WHAT NEEDS TO BE DONE -> Set the data down again, exactly as it reads, but without the pictures.

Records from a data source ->
################

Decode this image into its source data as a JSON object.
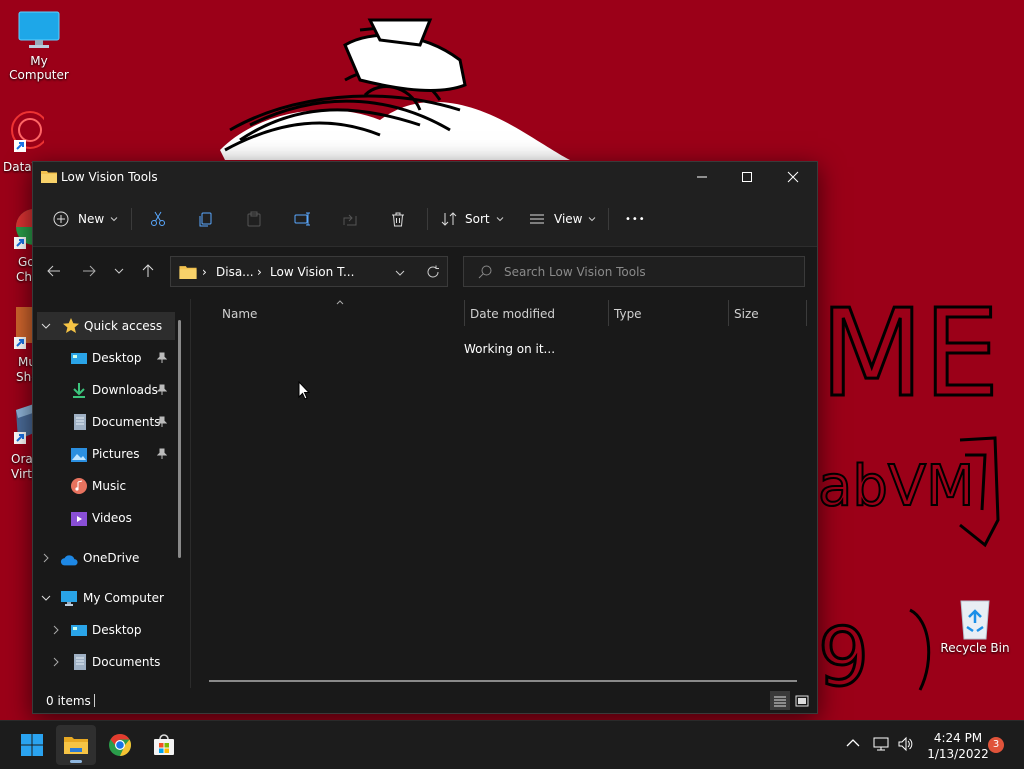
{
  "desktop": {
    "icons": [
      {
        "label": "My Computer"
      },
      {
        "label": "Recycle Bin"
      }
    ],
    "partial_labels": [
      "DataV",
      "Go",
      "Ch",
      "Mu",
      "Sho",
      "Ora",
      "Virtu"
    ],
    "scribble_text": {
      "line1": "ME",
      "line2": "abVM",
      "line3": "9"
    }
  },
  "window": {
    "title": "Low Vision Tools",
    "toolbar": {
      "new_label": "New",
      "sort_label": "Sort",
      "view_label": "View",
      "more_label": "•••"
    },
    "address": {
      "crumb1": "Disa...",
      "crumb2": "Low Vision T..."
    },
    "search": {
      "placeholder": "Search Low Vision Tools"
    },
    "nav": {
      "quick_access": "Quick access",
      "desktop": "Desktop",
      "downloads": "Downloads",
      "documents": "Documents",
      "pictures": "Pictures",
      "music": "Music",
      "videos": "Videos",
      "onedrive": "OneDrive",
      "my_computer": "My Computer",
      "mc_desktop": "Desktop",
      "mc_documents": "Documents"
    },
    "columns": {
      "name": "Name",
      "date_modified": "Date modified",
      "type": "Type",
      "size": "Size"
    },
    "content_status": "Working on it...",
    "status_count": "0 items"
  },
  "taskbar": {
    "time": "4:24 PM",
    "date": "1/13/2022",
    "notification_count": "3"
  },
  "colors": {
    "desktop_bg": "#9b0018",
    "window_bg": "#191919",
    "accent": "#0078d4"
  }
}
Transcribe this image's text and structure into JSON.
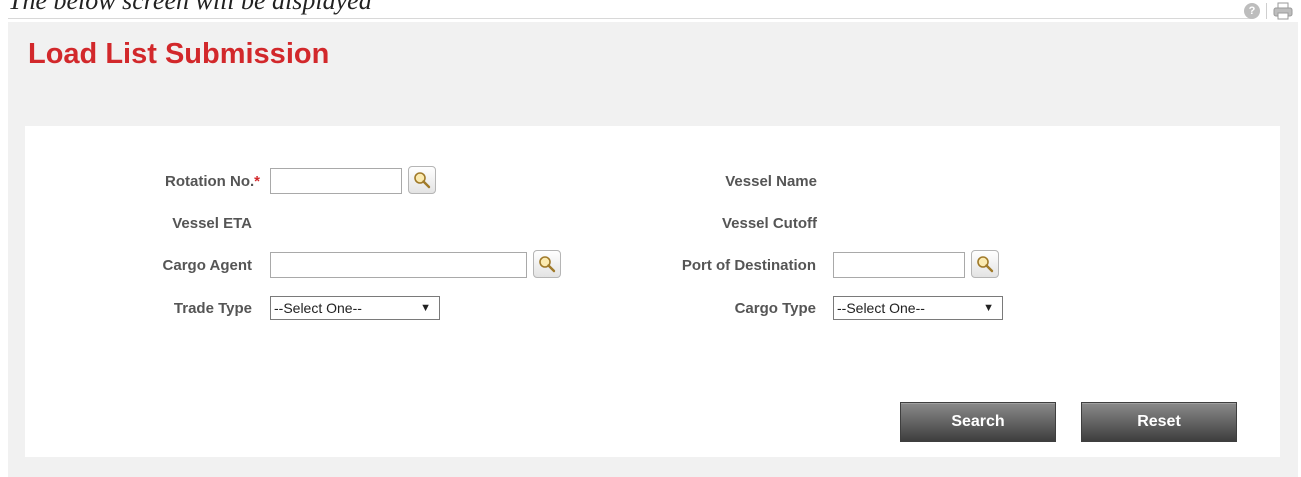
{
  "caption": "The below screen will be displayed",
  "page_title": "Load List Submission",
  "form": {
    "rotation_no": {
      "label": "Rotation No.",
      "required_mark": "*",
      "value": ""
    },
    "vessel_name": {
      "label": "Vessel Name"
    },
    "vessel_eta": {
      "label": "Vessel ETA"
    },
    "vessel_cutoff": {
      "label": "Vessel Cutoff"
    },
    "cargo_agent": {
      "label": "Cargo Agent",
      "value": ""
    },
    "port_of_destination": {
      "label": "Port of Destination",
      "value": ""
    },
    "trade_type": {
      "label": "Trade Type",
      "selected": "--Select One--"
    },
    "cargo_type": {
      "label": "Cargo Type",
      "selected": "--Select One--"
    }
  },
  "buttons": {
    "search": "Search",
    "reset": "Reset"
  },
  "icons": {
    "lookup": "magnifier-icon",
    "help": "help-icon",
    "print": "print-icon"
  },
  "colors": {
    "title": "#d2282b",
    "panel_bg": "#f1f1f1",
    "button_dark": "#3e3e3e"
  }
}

################

COMPLETED EXERCISE ->
Decode this image into its source data as a JSON object.
{
  "desktop": {
    "icons": [
      {
        "label": "My Computer"
      },
      {
        "label": "Recycle Bin"
      }
    ],
    "partial_labels": [
      "DataV",
      "Go",
      "Ch",
      "Mu",
      "Sho",
      "Ora",
      "Virtu"
    ],
    "scribble_text": {
      "line1": "ME",
      "line2": "abVM",
      "line3": "9"
    }
  },
  "window": {
    "title": "Low Vision Tools",
    "toolbar": {
      "new_label": "New",
      "sort_label": "Sort",
      "view_label": "View",
      "more_label": "•••"
    },
    "address": {
      "crumb1": "Disa...",
      "crumb2": "Low Vision T..."
    },
    "search": {
      "placeholder": "Search Low Vision Tools"
    },
    "nav": {
      "quick_access": "Quick access",
      "desktop": "Desktop",
      "downloads": "Downloads",
      "documents": "Documents",
      "pictures": "Pictures",
      "music": "Music",
      "videos": "Videos",
      "onedrive": "OneDrive",
      "my_computer": "My Computer",
      "mc_desktop": "Desktop",
      "mc_documents": "Documents"
    },
    "columns": {
      "name": "Name",
      "date_modified": "Date modified",
      "type": "Type",
      "size": "Size"
    },
    "content_status": "Working on it...",
    "status_count": "0 items"
  },
  "taskbar": {
    "time": "4:24 PM",
    "date": "1/13/2022",
    "notification_count": "3"
  },
  "colors": {
    "desktop_bg": "#9b0018",
    "window_bg": "#191919",
    "accent": "#0078d4"
  }
}
Transcribe this image's text and structure into JSON.
{
  "caption": "The below screen will be displayed",
  "page_title": "Load List Submission",
  "form": {
    "rotation_no": {
      "label": "Rotation No.",
      "required_mark": "*",
      "value": ""
    },
    "vessel_name": {
      "label": "Vessel Name"
    },
    "vessel_eta": {
      "label": "Vessel ETA"
    },
    "vessel_cutoff": {
      "label": "Vessel Cutoff"
    },
    "cargo_agent": {
      "label": "Cargo Agent",
      "value": ""
    },
    "port_of_destination": {
      "label": "Port of Destination",
      "value": ""
    },
    "trade_type": {
      "label": "Trade Type",
      "selected": "--Select One--"
    },
    "cargo_type": {
      "label": "Cargo Type",
      "selected": "--Select One--"
    }
  },
  "buttons": {
    "search": "Search",
    "reset": "Reset"
  },
  "icons": {
    "lookup": "magnifier-icon",
    "help": "help-icon",
    "print": "print-icon"
  },
  "colors": {
    "title": "#d2282b",
    "panel_bg": "#f1f1f1",
    "button_dark": "#3e3e3e"
  }
}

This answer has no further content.